- [TASK TO COMPLETE]: Each line of the material below that holds the word "哲学社会科学版" needs to be copied.

- [THE INPUT]:
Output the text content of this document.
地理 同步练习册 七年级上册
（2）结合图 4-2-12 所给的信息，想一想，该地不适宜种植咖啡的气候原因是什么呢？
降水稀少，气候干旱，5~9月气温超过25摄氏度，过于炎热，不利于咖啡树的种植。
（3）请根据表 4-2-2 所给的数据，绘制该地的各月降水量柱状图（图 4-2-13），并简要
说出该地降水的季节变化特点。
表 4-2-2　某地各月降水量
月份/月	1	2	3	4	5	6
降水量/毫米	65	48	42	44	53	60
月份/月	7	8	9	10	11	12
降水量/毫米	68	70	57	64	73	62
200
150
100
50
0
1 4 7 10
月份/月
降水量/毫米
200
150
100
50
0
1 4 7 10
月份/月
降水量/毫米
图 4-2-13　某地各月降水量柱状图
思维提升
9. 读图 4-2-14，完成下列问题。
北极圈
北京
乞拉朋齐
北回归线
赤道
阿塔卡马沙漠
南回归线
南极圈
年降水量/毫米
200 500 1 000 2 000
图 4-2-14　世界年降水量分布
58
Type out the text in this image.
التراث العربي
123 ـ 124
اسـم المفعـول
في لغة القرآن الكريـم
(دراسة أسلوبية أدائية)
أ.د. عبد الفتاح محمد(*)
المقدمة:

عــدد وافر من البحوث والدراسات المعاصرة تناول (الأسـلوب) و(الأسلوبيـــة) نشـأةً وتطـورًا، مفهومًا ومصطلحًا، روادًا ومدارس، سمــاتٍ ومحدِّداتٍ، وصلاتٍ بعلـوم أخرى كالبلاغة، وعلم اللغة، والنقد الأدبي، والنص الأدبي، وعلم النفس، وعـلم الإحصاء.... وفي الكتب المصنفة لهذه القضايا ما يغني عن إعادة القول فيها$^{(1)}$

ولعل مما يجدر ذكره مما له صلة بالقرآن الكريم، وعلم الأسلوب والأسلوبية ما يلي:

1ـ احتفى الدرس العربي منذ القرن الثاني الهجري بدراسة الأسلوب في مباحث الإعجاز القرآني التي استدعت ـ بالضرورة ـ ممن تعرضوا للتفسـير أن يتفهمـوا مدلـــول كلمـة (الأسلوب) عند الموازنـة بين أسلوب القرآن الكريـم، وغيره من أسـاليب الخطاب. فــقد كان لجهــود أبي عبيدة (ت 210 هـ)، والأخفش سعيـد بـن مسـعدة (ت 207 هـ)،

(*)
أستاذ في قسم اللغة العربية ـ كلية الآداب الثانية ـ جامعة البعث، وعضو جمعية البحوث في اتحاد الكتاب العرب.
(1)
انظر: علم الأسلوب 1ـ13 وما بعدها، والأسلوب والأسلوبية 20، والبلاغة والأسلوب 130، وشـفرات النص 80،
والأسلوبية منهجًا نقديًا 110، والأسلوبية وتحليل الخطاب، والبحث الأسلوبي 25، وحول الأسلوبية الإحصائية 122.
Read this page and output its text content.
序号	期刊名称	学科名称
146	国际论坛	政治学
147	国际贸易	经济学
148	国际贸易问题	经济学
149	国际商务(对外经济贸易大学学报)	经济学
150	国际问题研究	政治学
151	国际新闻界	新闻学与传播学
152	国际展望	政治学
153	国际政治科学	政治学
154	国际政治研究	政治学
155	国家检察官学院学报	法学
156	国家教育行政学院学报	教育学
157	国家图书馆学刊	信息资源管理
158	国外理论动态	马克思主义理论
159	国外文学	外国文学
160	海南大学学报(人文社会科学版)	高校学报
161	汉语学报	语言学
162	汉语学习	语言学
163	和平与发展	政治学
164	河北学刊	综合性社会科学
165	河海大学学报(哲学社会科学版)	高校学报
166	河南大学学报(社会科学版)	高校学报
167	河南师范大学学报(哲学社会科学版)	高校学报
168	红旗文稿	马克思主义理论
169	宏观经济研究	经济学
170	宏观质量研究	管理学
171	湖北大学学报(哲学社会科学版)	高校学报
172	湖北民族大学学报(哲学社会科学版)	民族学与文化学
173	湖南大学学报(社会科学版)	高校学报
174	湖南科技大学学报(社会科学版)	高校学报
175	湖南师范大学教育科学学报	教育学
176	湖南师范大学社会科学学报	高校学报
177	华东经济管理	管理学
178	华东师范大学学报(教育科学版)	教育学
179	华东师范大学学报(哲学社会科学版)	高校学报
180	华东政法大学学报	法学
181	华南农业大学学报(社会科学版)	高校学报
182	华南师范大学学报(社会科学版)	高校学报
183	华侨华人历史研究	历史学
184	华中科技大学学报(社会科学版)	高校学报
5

- [THE SOLUTION]:
165	河海大学学报(哲学社会科学版)	高校学报
167	河南师范大学学报(哲学社会科学版)	高校学报
171	湖北大学学报(哲学社会科学版)	高校学报
172	湖北民族大学学报(哲学社会科学版)	民族学与文化学
179	华东师范大学学报(哲学社会科学版)	高校学报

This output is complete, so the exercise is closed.